> _WHAT IS REQUIRED_: Omit the pictures, please, and give each record below again exactly.

> _EXTRACTED MATERIAL_:

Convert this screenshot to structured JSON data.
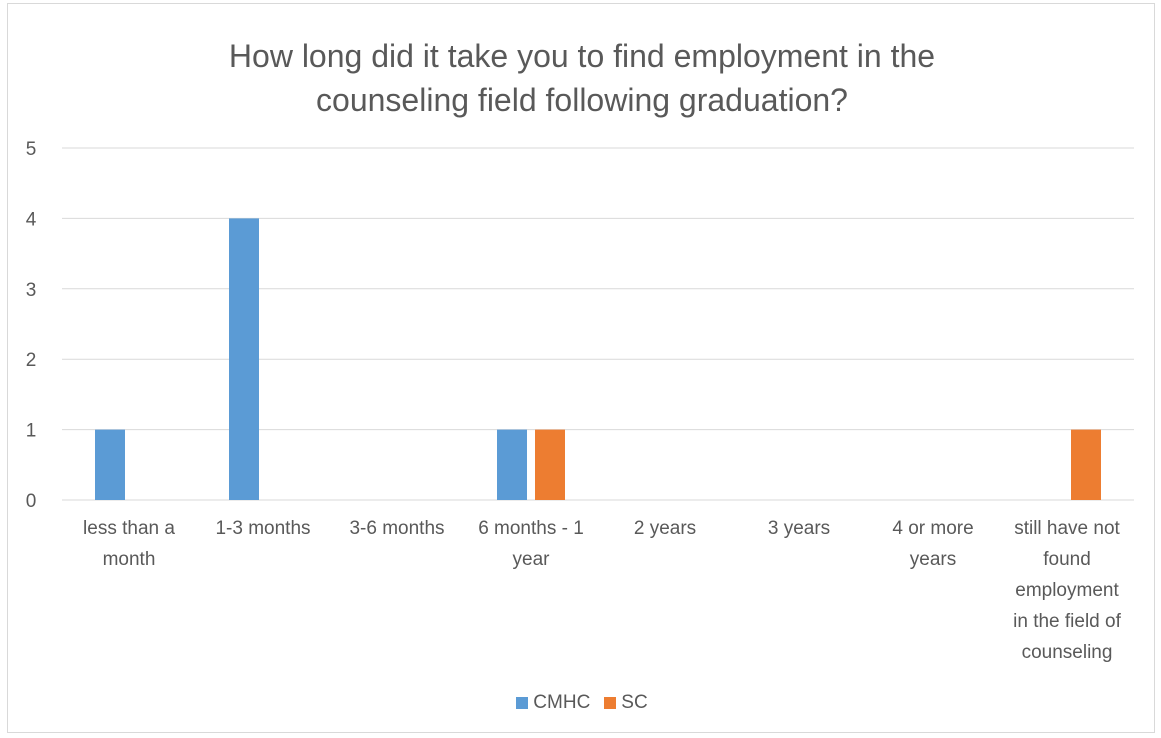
{
  "chart_data": {
    "type": "bar",
    "title_lines": [
      "How long did it take you to find employment in the",
      "counseling field following graduation?"
    ],
    "categories": [
      [
        "less than a",
        "month"
      ],
      [
        "1-3 months"
      ],
      [
        "3-6 months"
      ],
      [
        "6 months - 1",
        "year"
      ],
      [
        "2 years"
      ],
      [
        "3 years"
      ],
      [
        "4 or more",
        "years"
      ],
      [
        "still have not",
        "found",
        "employment",
        "in the field of",
        "counseling"
      ]
    ],
    "series": [
      {
        "name": "CMHC",
        "color": "#5b9bd5",
        "values": [
          1,
          4,
          0,
          1,
          0,
          0,
          0,
          0
        ]
      },
      {
        "name": "SC",
        "color": "#ed7d31",
        "values": [
          0,
          0,
          0,
          1,
          0,
          0,
          0,
          1
        ]
      }
    ],
    "ylim": [
      0,
      5
    ],
    "yticks": [
      "0",
      "1",
      "2",
      "3",
      "4",
      "5"
    ],
    "grid": true,
    "legend_position": "bottom"
  }
}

> _WRITTEN REPLY_:
Convert this screenshot to structured JSON data.
{
  "chart_data": {
    "type": "bar",
    "title_lines": [
      "How long did it take you to find employment in the",
      "counseling field following graduation?"
    ],
    "categories": [
      [
        "less than a",
        "month"
      ],
      [
        "1-3 months"
      ],
      [
        "3-6 months"
      ],
      [
        "6 months - 1",
        "year"
      ],
      [
        "2 years"
      ],
      [
        "3 years"
      ],
      [
        "4 or more",
        "years"
      ],
      [
        "still have not",
        "found",
        "employment",
        "in the field of",
        "counseling"
      ]
    ],
    "series": [
      {
        "name": "CMHC",
        "color": "#5b9bd5",
        "values": [
          1,
          4,
          0,
          1,
          0,
          0,
          0,
          0
        ]
      },
      {
        "name": "SC",
        "color": "#ed7d31",
        "values": [
          0,
          0,
          0,
          1,
          0,
          0,
          0,
          1
        ]
      }
    ],
    "ylim": [
      0,
      5
    ],
    "yticks": [
      "0",
      "1",
      "2",
      "3",
      "4",
      "5"
    ],
    "grid": true,
    "legend_position": "bottom"
  }
}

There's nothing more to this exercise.